EXERCISE REQUIREMENTS:
Identify each line in the records below that contains the word "sunset", and copy it.

SOURCE RECORDS:
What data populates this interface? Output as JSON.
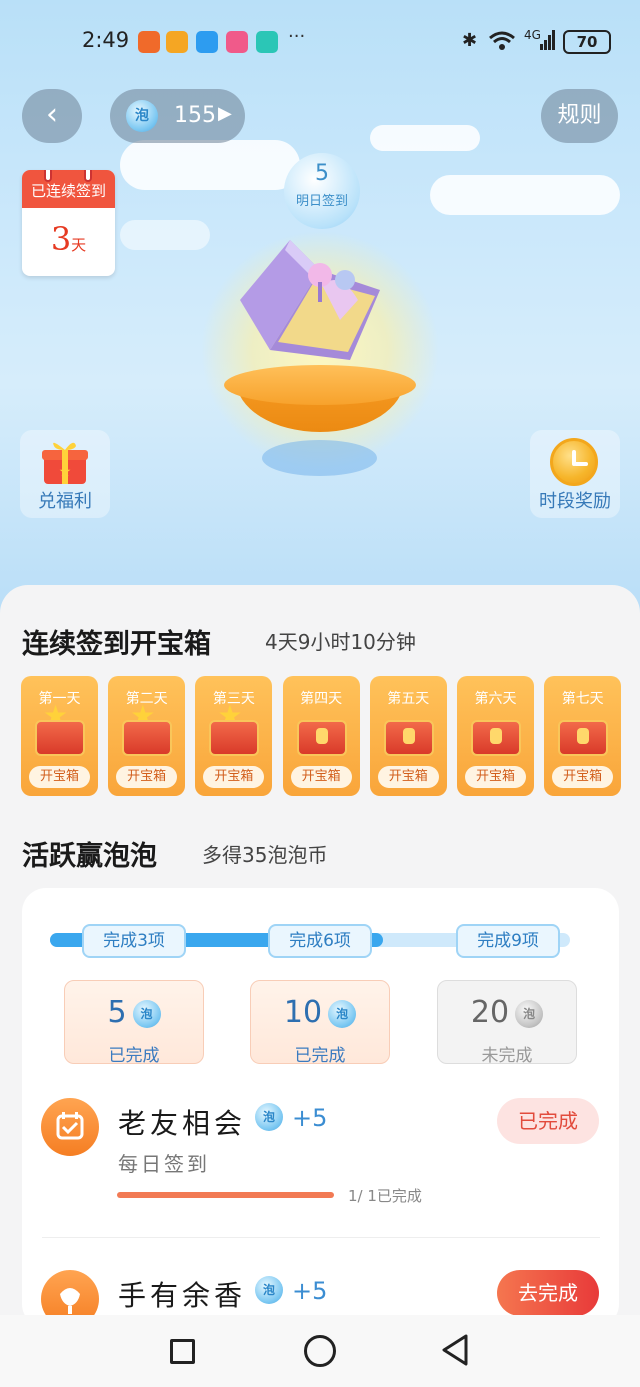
{
  "status_bar": {
    "time": "2:49",
    "dots": "···",
    "battery": "70",
    "signal_label": "4G"
  },
  "header": {
    "coin_glyph": "泡",
    "coin_count": "155",
    "rules_label": "规则"
  },
  "streak": {
    "label": "已连续签到",
    "value": "3",
    "unit": "天"
  },
  "tomorrow": {
    "value": "5",
    "label": "明日签到"
  },
  "side": {
    "exchange_label": "兑福利",
    "time_reward_label": "时段奖励"
  },
  "checkin_section": {
    "title": "连续签到开宝箱",
    "countdown": "4天9小时10分钟",
    "days": [
      {
        "label": "第一天",
        "button": "开宝箱",
        "opened": true
      },
      {
        "label": "第二天",
        "button": "开宝箱",
        "opened": true
      },
      {
        "label": "第三天",
        "button": "开宝箱",
        "opened": true
      },
      {
        "label": "第四天",
        "button": "开宝箱",
        "opened": false
      },
      {
        "label": "第五天",
        "button": "开宝箱",
        "opened": false
      },
      {
        "label": "第六天",
        "button": "开宝箱",
        "opened": false
      },
      {
        "label": "第七天",
        "button": "开宝箱",
        "opened": false
      }
    ]
  },
  "active_section": {
    "title": "活跃赢泡泡",
    "subtitle": "多得35泡泡币",
    "progress_fraction": 0.64,
    "milestones": [
      "完成3项",
      "完成6项",
      "完成9项"
    ],
    "rewards": [
      {
        "amount": "5",
        "status": "已完成"
      },
      {
        "amount": "10",
        "status": "已完成"
      },
      {
        "amount": "20",
        "status": "未完成"
      }
    ]
  },
  "tasks": [
    {
      "title": "老友相会",
      "bonus": "+5",
      "subtitle": "每日签到",
      "progress": "1/ 1已完成",
      "progress_fraction": 1.0,
      "button": "已完成"
    },
    {
      "title": "手有余香",
      "bonus": "+5",
      "button": "去完成"
    }
  ],
  "colors": {
    "accent_orange": "#f9a53a",
    "accent_blue": "#3aa7ee",
    "done_red": "#e24b3c"
  }
}
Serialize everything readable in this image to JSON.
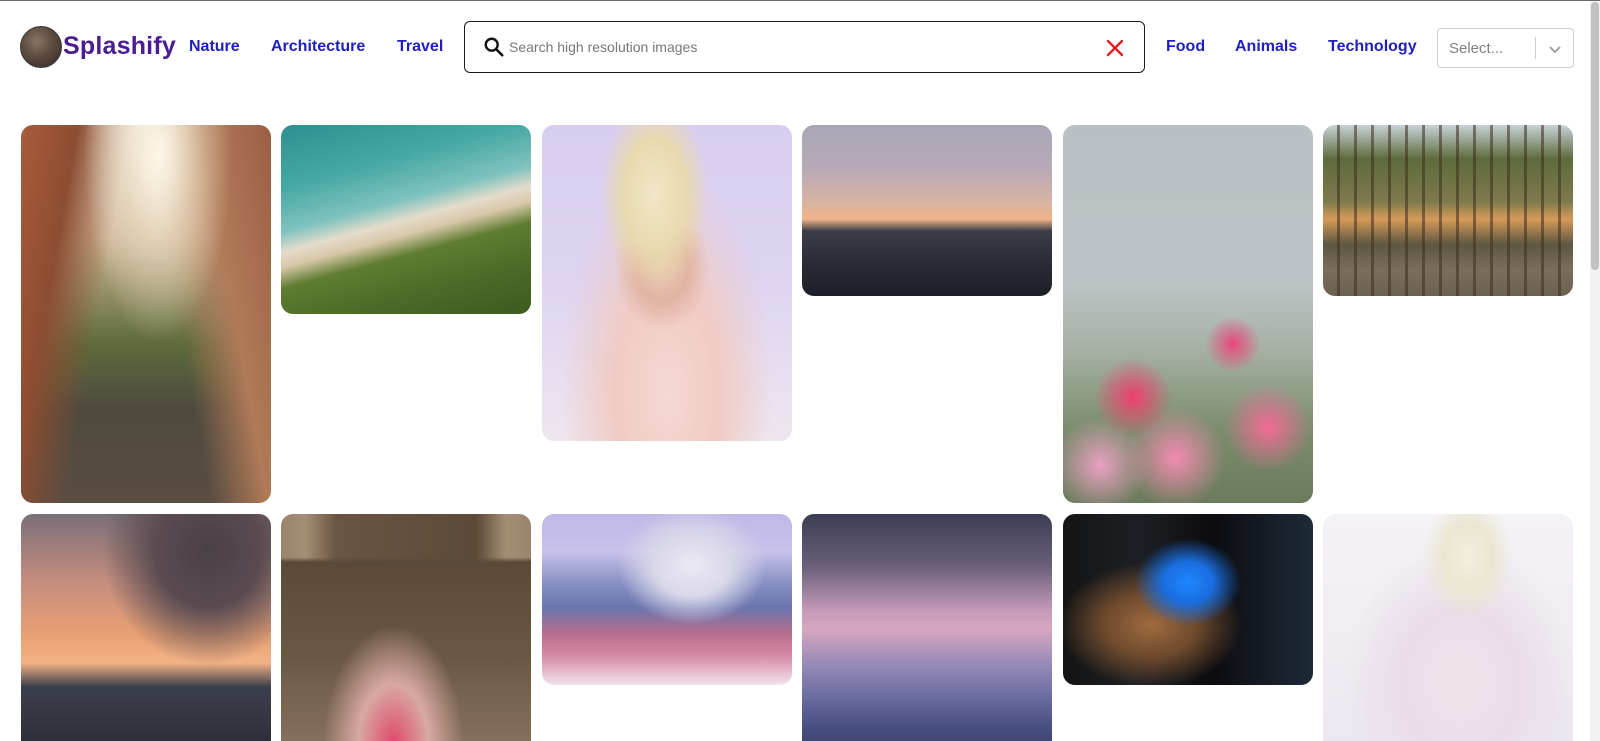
{
  "brand": {
    "name": "Splashify"
  },
  "nav_left": [
    "Nature",
    "Architecture",
    "Travel"
  ],
  "nav_right": [
    "Food",
    "Animals",
    "Technology"
  ],
  "search": {
    "placeholder": "Search high resolution images",
    "value": ""
  },
  "select": {
    "value": "Select..."
  },
  "colors": {
    "brand": "#4b1d8f",
    "link": "#1f1fbf",
    "clear_icon": "#e02020"
  },
  "icons": [
    "search-icon",
    "clear-icon",
    "chevron-down-icon"
  ],
  "gallery": [
    {
      "subject": "canyon-hiker"
    },
    {
      "subject": "aerial-beach"
    },
    {
      "subject": "portrait-blond-pink-sweater"
    },
    {
      "subject": "ocean-sunset"
    },
    {
      "subject": "pink-flowers"
    },
    {
      "subject": "palm-grove"
    },
    {
      "subject": "sea-sunset-silhouettes"
    },
    {
      "subject": "woman-in-doorway"
    },
    {
      "subject": "snowy-mountain-forest"
    },
    {
      "subject": "purple-mountain-haze"
    },
    {
      "subject": "underwater-diver"
    },
    {
      "subject": "portrait-white-sweater"
    }
  ]
}
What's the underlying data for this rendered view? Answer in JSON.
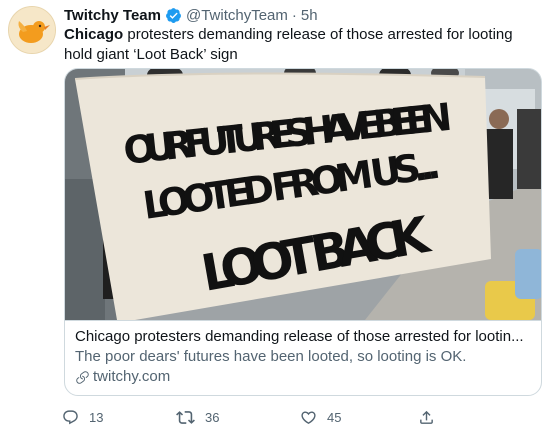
{
  "tweet": {
    "author_name": "Twitchy Team",
    "handle": "@TwitchyTeam",
    "separator": "·",
    "time": "5h",
    "text_bold": "Chicago",
    "text_rest": " protesters demanding release of those arrested for looting hold giant ‘Loot Back’ sign"
  },
  "card": {
    "title": "Chicago protesters demanding release of those arrested for lootin...",
    "description": "The poor dears' futures have been looted, so looting is OK.",
    "domain": "twitchy.com",
    "domain_icon": "link-icon",
    "photo_sign_lines": [
      "OUR FUTURES HAVE BEEN",
      "LOOTED FROM US...",
      "LOOT BACK"
    ]
  },
  "actions": {
    "replies": "13",
    "retweets": "36",
    "likes": "45",
    "icons": [
      "reply-icon",
      "retweet-icon",
      "like-icon",
      "share-icon"
    ]
  },
  "colors": {
    "text": "#0f1419",
    "secondary": "#536471",
    "verified": "#1d9bf0",
    "border": "#cfd9de"
  }
}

EXPECTED ANSWER:
      "subject": "ocean-sunset"
      "subject": "sea-sunset-silhouettes"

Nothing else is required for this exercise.